───── DATA IN THIS EXERCISE

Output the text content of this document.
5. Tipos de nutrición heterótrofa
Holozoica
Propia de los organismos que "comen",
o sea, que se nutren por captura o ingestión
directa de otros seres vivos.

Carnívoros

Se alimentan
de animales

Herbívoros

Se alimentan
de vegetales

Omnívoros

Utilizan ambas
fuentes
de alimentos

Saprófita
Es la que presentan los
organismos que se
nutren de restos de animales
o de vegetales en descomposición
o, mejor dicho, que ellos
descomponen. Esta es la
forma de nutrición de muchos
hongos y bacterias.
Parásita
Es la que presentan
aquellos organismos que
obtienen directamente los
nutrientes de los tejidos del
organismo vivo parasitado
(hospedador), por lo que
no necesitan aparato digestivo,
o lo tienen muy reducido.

──────────
───── DATA IN THIS EXERCISE

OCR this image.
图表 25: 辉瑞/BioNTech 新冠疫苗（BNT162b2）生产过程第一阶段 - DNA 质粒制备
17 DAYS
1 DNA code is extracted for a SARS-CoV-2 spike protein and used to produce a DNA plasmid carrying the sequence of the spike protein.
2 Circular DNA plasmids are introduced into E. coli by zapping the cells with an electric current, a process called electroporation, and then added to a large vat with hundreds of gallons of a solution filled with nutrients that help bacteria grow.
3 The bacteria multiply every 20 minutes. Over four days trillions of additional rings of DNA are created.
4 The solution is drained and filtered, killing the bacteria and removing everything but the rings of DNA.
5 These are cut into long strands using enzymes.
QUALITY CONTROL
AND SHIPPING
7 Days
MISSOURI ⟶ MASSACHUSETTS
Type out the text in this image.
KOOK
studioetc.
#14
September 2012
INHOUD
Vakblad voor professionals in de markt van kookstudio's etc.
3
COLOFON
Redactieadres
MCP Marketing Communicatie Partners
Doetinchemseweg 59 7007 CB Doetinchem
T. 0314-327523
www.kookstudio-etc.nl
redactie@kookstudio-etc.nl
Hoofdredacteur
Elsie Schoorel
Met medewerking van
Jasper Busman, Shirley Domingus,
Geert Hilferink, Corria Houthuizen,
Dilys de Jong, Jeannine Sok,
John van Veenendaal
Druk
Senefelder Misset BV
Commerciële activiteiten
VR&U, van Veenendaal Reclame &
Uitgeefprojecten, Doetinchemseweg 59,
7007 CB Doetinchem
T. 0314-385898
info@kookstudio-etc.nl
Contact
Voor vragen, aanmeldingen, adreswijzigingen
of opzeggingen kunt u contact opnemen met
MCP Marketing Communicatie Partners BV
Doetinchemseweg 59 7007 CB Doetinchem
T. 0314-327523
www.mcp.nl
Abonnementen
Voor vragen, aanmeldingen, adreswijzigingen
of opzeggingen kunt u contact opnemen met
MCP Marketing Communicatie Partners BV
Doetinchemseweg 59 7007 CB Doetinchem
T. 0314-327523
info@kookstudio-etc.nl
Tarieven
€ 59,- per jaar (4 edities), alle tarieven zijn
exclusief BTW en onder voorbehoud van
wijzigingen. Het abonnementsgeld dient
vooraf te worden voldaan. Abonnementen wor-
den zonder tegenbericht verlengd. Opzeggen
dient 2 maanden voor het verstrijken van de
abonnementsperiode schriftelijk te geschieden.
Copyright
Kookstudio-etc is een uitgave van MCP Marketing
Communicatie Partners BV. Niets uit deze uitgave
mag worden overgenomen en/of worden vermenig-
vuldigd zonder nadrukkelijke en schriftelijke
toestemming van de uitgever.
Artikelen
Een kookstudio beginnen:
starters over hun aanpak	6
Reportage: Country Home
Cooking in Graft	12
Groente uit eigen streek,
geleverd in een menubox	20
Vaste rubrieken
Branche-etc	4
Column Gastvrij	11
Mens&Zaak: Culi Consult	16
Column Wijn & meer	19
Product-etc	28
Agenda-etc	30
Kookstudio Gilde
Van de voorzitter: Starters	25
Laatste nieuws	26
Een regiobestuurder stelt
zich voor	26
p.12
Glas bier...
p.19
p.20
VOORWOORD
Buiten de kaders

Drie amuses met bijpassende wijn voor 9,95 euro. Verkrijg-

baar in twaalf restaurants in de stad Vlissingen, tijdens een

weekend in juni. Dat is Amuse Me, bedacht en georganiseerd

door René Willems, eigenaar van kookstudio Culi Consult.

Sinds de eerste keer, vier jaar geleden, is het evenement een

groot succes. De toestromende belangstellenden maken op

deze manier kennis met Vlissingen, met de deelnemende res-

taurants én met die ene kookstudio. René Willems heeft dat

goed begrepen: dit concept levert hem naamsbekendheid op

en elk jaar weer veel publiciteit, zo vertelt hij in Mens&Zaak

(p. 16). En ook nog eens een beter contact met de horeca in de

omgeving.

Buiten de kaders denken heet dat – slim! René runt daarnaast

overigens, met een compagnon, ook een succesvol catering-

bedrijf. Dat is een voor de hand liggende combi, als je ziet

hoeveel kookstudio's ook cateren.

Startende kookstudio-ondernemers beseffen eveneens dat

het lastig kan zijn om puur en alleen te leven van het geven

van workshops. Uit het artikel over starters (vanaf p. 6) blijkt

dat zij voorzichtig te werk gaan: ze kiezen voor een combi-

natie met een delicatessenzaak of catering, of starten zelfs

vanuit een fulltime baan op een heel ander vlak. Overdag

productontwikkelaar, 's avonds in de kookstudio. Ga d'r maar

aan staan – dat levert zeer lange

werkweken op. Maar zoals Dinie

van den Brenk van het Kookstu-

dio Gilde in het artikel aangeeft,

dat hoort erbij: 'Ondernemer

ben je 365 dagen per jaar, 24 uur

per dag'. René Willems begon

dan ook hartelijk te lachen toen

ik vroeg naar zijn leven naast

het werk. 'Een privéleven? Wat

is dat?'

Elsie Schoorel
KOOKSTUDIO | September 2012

──────────
───── DATA IN THIS EXERCISE

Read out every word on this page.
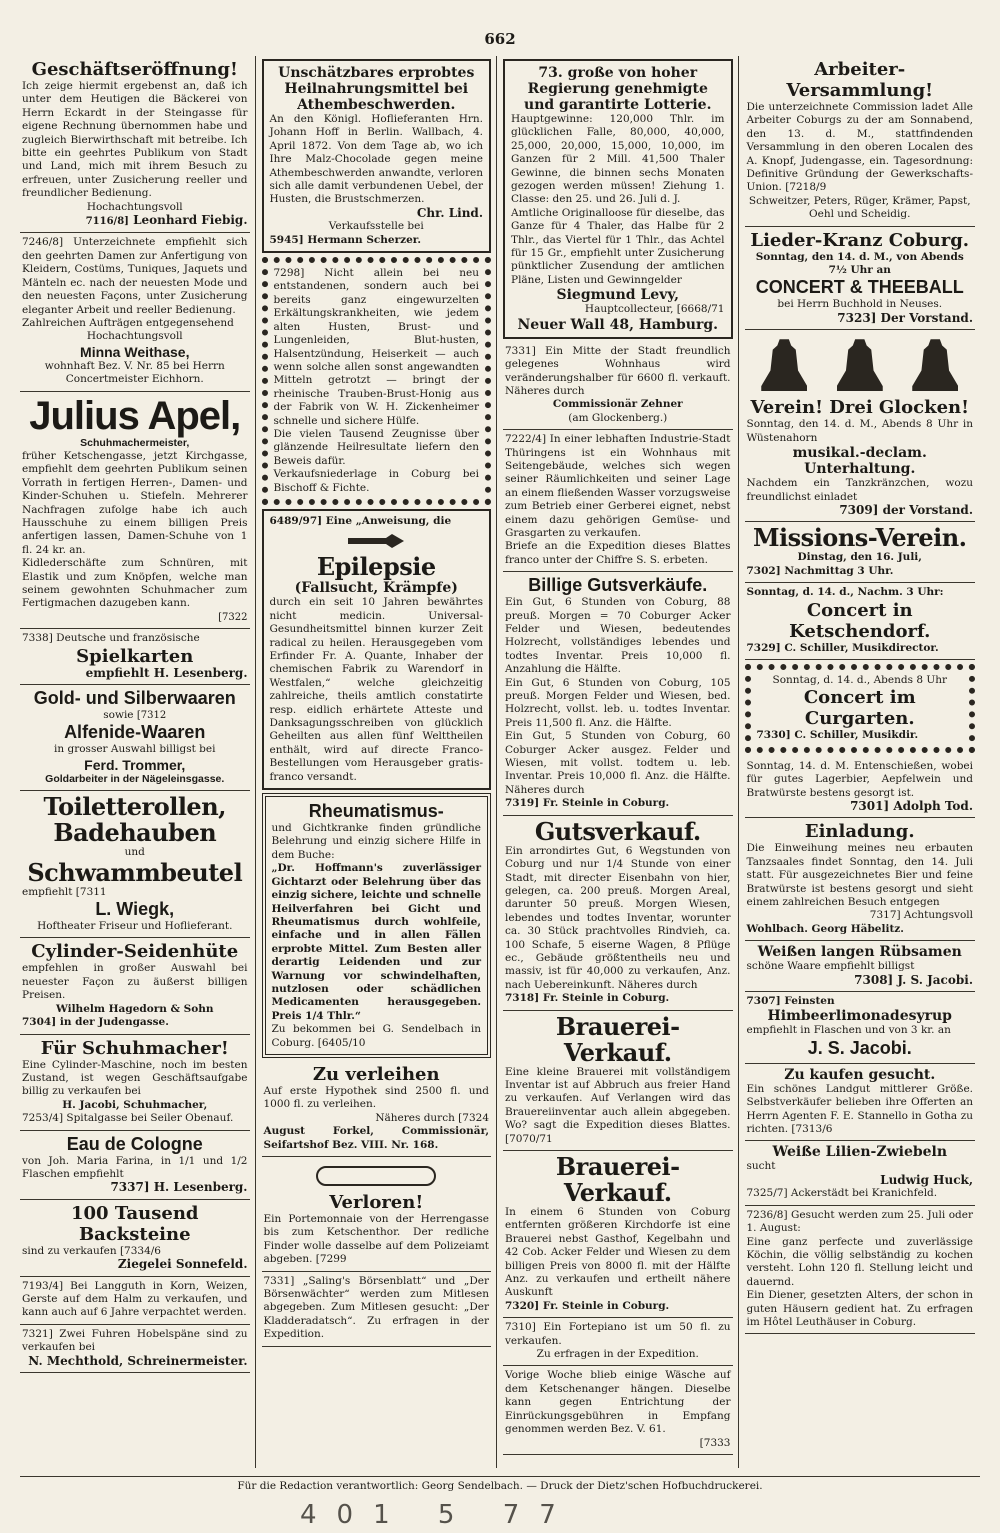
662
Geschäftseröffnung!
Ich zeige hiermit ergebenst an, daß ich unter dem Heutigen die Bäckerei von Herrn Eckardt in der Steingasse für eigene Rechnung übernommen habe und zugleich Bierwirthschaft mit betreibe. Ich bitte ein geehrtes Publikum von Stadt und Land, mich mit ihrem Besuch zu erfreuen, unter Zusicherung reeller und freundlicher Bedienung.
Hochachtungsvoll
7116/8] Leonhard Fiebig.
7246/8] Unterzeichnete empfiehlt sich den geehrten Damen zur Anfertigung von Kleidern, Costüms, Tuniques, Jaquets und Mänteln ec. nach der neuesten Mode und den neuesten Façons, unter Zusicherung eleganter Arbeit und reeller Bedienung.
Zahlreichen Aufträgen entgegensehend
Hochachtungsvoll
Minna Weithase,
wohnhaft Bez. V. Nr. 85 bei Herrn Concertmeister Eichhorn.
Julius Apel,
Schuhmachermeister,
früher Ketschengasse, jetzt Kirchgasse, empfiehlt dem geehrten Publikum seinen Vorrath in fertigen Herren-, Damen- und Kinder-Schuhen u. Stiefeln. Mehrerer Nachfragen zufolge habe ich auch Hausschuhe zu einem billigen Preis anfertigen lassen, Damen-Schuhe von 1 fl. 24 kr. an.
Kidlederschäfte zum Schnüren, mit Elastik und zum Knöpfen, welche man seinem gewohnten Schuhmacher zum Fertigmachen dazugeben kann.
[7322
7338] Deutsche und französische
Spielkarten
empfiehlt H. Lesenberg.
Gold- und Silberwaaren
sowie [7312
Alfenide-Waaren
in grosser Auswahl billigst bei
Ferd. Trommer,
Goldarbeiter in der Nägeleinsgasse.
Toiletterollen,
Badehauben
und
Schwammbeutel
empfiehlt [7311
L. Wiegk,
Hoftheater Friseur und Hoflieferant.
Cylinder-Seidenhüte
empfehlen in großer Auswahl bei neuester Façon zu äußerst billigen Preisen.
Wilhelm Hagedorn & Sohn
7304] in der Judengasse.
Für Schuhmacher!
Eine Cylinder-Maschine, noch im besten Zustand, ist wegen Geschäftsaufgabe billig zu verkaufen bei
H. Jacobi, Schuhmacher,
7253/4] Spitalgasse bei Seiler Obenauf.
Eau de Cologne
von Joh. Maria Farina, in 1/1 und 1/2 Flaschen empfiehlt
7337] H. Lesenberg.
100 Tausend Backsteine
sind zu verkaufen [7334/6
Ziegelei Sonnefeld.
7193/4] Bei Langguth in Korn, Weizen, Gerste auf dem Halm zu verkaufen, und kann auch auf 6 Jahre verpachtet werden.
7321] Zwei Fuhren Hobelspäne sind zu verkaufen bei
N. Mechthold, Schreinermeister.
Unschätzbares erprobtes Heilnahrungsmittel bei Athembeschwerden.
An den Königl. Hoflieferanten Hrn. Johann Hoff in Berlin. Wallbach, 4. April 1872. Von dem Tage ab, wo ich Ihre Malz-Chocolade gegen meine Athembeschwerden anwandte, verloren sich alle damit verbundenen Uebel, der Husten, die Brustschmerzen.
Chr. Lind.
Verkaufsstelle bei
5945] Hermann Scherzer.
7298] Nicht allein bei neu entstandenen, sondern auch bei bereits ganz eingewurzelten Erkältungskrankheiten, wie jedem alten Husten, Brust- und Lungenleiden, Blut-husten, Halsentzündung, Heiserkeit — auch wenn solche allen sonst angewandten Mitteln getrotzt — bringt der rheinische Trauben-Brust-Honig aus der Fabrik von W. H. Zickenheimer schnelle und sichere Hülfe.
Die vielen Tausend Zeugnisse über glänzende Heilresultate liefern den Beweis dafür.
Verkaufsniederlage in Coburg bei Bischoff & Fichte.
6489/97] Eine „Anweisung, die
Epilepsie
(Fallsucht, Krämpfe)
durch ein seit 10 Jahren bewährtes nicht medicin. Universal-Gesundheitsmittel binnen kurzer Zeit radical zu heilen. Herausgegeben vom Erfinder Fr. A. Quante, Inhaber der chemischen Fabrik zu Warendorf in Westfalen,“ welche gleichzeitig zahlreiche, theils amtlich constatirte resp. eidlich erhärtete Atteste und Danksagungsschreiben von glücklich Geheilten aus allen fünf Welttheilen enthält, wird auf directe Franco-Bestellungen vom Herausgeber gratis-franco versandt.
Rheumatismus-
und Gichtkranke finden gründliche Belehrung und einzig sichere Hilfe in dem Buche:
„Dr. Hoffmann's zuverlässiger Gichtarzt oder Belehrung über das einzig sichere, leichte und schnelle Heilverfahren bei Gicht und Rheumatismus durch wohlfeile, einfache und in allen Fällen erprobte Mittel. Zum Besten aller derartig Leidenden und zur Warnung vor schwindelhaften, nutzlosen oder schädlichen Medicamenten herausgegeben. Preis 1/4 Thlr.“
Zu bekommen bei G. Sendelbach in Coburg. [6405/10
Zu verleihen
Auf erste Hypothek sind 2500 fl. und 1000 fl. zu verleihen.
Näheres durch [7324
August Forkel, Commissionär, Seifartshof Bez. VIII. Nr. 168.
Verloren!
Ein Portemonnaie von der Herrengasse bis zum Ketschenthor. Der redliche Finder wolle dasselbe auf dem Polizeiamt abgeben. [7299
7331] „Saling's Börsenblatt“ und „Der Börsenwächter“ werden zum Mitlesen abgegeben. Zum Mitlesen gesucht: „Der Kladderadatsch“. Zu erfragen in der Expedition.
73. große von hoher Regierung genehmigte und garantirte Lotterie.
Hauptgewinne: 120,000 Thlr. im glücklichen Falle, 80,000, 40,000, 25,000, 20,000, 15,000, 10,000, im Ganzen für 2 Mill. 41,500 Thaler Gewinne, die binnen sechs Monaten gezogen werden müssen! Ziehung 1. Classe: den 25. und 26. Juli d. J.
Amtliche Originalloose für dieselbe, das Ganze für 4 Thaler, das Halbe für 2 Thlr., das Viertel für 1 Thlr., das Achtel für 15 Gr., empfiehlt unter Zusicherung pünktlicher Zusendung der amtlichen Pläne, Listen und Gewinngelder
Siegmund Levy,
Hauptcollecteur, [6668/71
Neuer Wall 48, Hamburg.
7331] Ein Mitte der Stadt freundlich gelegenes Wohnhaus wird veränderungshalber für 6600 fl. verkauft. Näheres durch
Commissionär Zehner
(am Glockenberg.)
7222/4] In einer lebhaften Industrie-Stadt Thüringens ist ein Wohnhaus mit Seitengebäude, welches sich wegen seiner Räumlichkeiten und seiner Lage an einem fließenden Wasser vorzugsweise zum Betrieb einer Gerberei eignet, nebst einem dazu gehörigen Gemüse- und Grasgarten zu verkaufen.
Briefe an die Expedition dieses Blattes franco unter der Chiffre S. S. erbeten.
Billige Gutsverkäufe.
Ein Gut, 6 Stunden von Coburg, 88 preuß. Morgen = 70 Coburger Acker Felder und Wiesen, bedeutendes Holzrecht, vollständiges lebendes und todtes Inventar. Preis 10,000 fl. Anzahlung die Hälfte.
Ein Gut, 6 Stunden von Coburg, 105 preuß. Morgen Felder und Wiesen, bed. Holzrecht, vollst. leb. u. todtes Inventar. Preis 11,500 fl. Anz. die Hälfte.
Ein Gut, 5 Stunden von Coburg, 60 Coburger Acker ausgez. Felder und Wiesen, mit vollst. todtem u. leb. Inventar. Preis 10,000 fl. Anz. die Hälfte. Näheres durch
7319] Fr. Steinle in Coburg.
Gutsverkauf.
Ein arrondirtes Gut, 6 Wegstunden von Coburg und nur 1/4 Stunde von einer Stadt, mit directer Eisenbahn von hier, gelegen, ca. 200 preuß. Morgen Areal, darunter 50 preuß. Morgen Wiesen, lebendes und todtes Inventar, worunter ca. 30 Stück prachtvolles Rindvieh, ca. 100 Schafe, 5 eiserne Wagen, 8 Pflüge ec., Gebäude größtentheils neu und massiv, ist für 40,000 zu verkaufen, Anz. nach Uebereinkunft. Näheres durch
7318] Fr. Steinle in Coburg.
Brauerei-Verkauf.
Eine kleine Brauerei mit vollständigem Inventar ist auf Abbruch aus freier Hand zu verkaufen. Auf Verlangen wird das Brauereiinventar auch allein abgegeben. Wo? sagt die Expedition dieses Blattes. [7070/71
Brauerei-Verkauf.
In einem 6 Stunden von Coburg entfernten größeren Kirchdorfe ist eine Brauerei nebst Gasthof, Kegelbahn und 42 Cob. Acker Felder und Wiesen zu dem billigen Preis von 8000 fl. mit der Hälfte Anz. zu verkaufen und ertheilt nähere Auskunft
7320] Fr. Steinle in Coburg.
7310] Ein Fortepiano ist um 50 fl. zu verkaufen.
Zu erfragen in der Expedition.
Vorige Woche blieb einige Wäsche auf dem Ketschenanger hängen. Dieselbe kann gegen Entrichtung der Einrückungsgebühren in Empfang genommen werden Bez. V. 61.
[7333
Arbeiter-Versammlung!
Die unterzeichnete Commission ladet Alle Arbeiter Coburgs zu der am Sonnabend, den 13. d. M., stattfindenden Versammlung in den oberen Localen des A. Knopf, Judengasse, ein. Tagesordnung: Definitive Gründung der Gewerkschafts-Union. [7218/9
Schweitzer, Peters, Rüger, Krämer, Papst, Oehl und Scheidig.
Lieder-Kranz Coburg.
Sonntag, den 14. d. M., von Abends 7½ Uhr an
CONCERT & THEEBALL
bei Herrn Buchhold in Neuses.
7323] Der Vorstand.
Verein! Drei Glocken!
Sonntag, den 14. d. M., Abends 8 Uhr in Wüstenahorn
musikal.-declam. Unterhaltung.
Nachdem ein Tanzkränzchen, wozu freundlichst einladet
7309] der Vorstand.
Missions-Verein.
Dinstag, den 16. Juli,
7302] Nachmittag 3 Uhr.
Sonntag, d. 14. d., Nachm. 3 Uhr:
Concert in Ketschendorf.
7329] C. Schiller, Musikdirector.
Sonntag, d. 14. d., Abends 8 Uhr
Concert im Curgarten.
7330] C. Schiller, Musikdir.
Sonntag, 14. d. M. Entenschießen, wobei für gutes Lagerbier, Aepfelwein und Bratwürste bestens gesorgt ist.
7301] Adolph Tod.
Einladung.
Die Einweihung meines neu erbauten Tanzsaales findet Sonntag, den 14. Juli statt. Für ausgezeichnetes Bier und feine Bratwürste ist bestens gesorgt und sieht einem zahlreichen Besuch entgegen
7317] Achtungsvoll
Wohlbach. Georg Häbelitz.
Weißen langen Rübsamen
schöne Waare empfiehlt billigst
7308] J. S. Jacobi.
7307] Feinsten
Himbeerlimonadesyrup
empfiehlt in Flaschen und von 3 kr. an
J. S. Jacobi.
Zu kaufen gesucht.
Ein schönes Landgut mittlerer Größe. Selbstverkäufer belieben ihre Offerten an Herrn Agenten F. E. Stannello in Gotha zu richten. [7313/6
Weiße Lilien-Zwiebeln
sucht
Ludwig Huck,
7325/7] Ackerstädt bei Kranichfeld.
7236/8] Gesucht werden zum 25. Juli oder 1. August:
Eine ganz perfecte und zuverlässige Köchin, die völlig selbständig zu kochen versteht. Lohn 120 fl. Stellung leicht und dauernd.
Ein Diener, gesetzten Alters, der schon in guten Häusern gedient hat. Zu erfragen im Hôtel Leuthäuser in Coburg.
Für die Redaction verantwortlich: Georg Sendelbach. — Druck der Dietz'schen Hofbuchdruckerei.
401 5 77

──────────

_WORK TO COMPLETE_
Bring together all lines of the entries above in which the string "Sonntag" occurs.

_THE ANSWER_
Sonntag, den 14. d. M., von Abends 7½ Uhr an
Sonntag, den 14. d. M., Abends 8 Uhr in Wüstenahorn
Sonntag, d. 14. d., Nachm. 3 Uhr:
Sonntag, d. 14. d., Abends 8 Uhr
Sonntag, 14. d. M. Entenschießen, wobei für gutes Lagerbier, Aepfelwein und Bratwürste bestens gesorgt ist.
Die Einweihung meines neu erbauten Tanzsaales findet Sonntag, den 14. Juli statt. Für ausgezeichnetes Bier und feine Bratwürste ist bestens gesorgt und sieht einem zahlreichen Besuch entgegen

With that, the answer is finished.